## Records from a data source
----------------------------------------

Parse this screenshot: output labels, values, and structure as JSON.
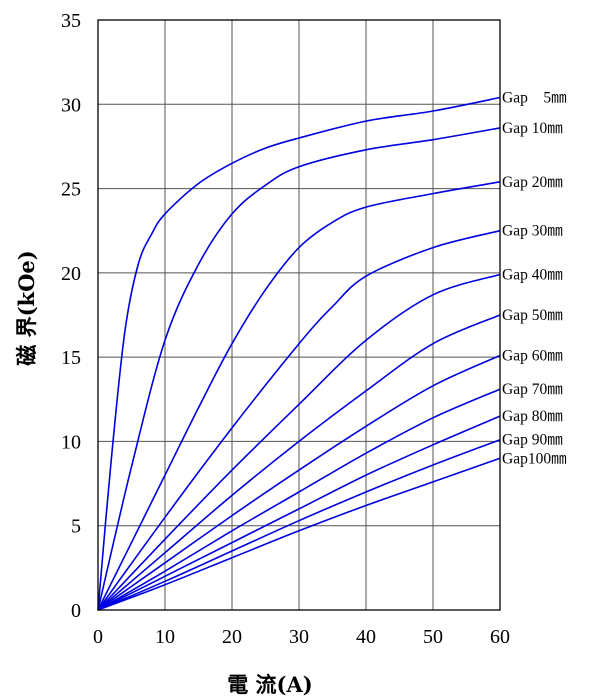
{
  "chart_data": {
    "type": "line",
    "title": "",
    "xlabel": "電 流(A)",
    "ylabel": "磁 界(kOe)",
    "xlim": [
      0,
      60
    ],
    "ylim": [
      0,
      35
    ],
    "xticks": [
      0,
      10,
      20,
      30,
      40,
      50,
      60
    ],
    "yticks": [
      0,
      5,
      10,
      15,
      20,
      25,
      30,
      35
    ],
    "xtick_labels": [
      "0",
      "10",
      "20",
      "30",
      "40",
      "50",
      "60"
    ],
    "ytick_labels": [
      "0",
      "5",
      "10",
      "15",
      "20",
      "25",
      "30",
      "35"
    ],
    "grid": true,
    "line_color": "#0000e0",
    "series": [
      {
        "name": "Gap　5㎜",
        "x": [
          0,
          2,
          4,
          6,
          8,
          10,
          15,
          20,
          25,
          30,
          40,
          50,
          60
        ],
        "y": [
          0,
          9,
          16.5,
          20.5,
          22.3,
          23.5,
          25.3,
          26.5,
          27.4,
          28.0,
          29.0,
          29.6,
          30.4
        ]
      },
      {
        "name": "Gap 10㎜",
        "x": [
          0,
          5,
          10,
          15,
          20,
          25,
          30,
          40,
          50,
          60
        ],
        "y": [
          0,
          8.5,
          16.0,
          20.5,
          23.5,
          25.2,
          26.3,
          27.3,
          27.9,
          28.6
        ]
      },
      {
        "name": "Gap 20㎜",
        "x": [
          0,
          5,
          10,
          15,
          20,
          25,
          30,
          35,
          40,
          50,
          60
        ],
        "y": [
          0,
          4.0,
          8.0,
          12.0,
          15.8,
          19.0,
          21.5,
          23.0,
          23.9,
          24.7,
          25.4
        ]
      },
      {
        "name": "Gap 30㎜",
        "x": [
          0,
          10,
          20,
          30,
          35,
          40,
          50,
          60
        ],
        "y": [
          0,
          5.5,
          10.8,
          15.8,
          18.0,
          19.8,
          21.5,
          22.5
        ]
      },
      {
        "name": "Gap 40㎜",
        "x": [
          0,
          10,
          20,
          30,
          40,
          50,
          60
        ],
        "y": [
          0,
          4.2,
          8.3,
          12.2,
          16.0,
          18.7,
          19.9
        ]
      },
      {
        "name": "Gap 50㎜",
        "x": [
          0,
          10,
          20,
          30,
          40,
          50,
          60
        ],
        "y": [
          0,
          3.4,
          6.8,
          10.0,
          13.0,
          15.8,
          17.5
        ]
      },
      {
        "name": "Gap 60㎜",
        "x": [
          0,
          10,
          20,
          30,
          40,
          50,
          60
        ],
        "y": [
          0,
          2.8,
          5.6,
          8.3,
          10.9,
          13.3,
          15.1
        ]
      },
      {
        "name": "Gap 70㎜",
        "x": [
          0,
          10,
          20,
          30,
          40,
          50,
          60
        ],
        "y": [
          0,
          2.3,
          4.7,
          7.0,
          9.3,
          11.4,
          13.1
        ]
      },
      {
        "name": "Gap 80㎜",
        "x": [
          0,
          10,
          20,
          30,
          40,
          50,
          60
        ],
        "y": [
          0,
          2.0,
          4.0,
          6.0,
          8.0,
          9.8,
          11.5
        ]
      },
      {
        "name": "Gap 90㎜",
        "x": [
          0,
          10,
          20,
          30,
          40,
          50,
          60
        ],
        "y": [
          0,
          1.7,
          3.5,
          5.3,
          7.0,
          8.6,
          10.1
        ]
      },
      {
        "name": "Gap100㎜",
        "x": [
          0,
          10,
          20,
          30,
          40,
          50,
          60
        ],
        "y": [
          0,
          1.5,
          3.1,
          4.7,
          6.2,
          7.6,
          9.0
        ]
      }
    ]
  }
}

----------------------------------------

## Problem details
Copy out every line of the material above exactly, skipping the pictures.

## Full answer
Parse this screenshot: output labels, values, and structure as JSON.
{
  "chart_data": {
    "type": "line",
    "title": "",
    "xlabel": "電 流(A)",
    "ylabel": "磁 界(kOe)",
    "xlim": [
      0,
      60
    ],
    "ylim": [
      0,
      35
    ],
    "xticks": [
      0,
      10,
      20,
      30,
      40,
      50,
      60
    ],
    "yticks": [
      0,
      5,
      10,
      15,
      20,
      25,
      30,
      35
    ],
    "xtick_labels": [
      "0",
      "10",
      "20",
      "30",
      "40",
      "50",
      "60"
    ],
    "ytick_labels": [
      "0",
      "5",
      "10",
      "15",
      "20",
      "25",
      "30",
      "35"
    ],
    "grid": true,
    "line_color": "#0000e0",
    "series": [
      {
        "name": "Gap　5㎜",
        "x": [
          0,
          2,
          4,
          6,
          8,
          10,
          15,
          20,
          25,
          30,
          40,
          50,
          60
        ],
        "y": [
          0,
          9,
          16.5,
          20.5,
          22.3,
          23.5,
          25.3,
          26.5,
          27.4,
          28.0,
          29.0,
          29.6,
          30.4
        ]
      },
      {
        "name": "Gap 10㎜",
        "x": [
          0,
          5,
          10,
          15,
          20,
          25,
          30,
          40,
          50,
          60
        ],
        "y": [
          0,
          8.5,
          16.0,
          20.5,
          23.5,
          25.2,
          26.3,
          27.3,
          27.9,
          28.6
        ]
      },
      {
        "name": "Gap 20㎜",
        "x": [
          0,
          5,
          10,
          15,
          20,
          25,
          30,
          35,
          40,
          50,
          60
        ],
        "y": [
          0,
          4.0,
          8.0,
          12.0,
          15.8,
          19.0,
          21.5,
          23.0,
          23.9,
          24.7,
          25.4
        ]
      },
      {
        "name": "Gap 30㎜",
        "x": [
          0,
          10,
          20,
          30,
          35,
          40,
          50,
          60
        ],
        "y": [
          0,
          5.5,
          10.8,
          15.8,
          18.0,
          19.8,
          21.5,
          22.5
        ]
      },
      {
        "name": "Gap 40㎜",
        "x": [
          0,
          10,
          20,
          30,
          40,
          50,
          60
        ],
        "y": [
          0,
          4.2,
          8.3,
          12.2,
          16.0,
          18.7,
          19.9
        ]
      },
      {
        "name": "Gap 50㎜",
        "x": [
          0,
          10,
          20,
          30,
          40,
          50,
          60
        ],
        "y": [
          0,
          3.4,
          6.8,
          10.0,
          13.0,
          15.8,
          17.5
        ]
      },
      {
        "name": "Gap 60㎜",
        "x": [
          0,
          10,
          20,
          30,
          40,
          50,
          60
        ],
        "y": [
          0,
          2.8,
          5.6,
          8.3,
          10.9,
          13.3,
          15.1
        ]
      },
      {
        "name": "Gap 70㎜",
        "x": [
          0,
          10,
          20,
          30,
          40,
          50,
          60
        ],
        "y": [
          0,
          2.3,
          4.7,
          7.0,
          9.3,
          11.4,
          13.1
        ]
      },
      {
        "name": "Gap 80㎜",
        "x": [
          0,
          10,
          20,
          30,
          40,
          50,
          60
        ],
        "y": [
          0,
          2.0,
          4.0,
          6.0,
          8.0,
          9.8,
          11.5
        ]
      },
      {
        "name": "Gap 90㎜",
        "x": [
          0,
          10,
          20,
          30,
          40,
          50,
          60
        ],
        "y": [
          0,
          1.7,
          3.5,
          5.3,
          7.0,
          8.6,
          10.1
        ]
      },
      {
        "name": "Gap100㎜",
        "x": [
          0,
          10,
          20,
          30,
          40,
          50,
          60
        ],
        "y": [
          0,
          1.5,
          3.1,
          4.7,
          6.2,
          7.6,
          9.0
        ]
      }
    ]
  }
}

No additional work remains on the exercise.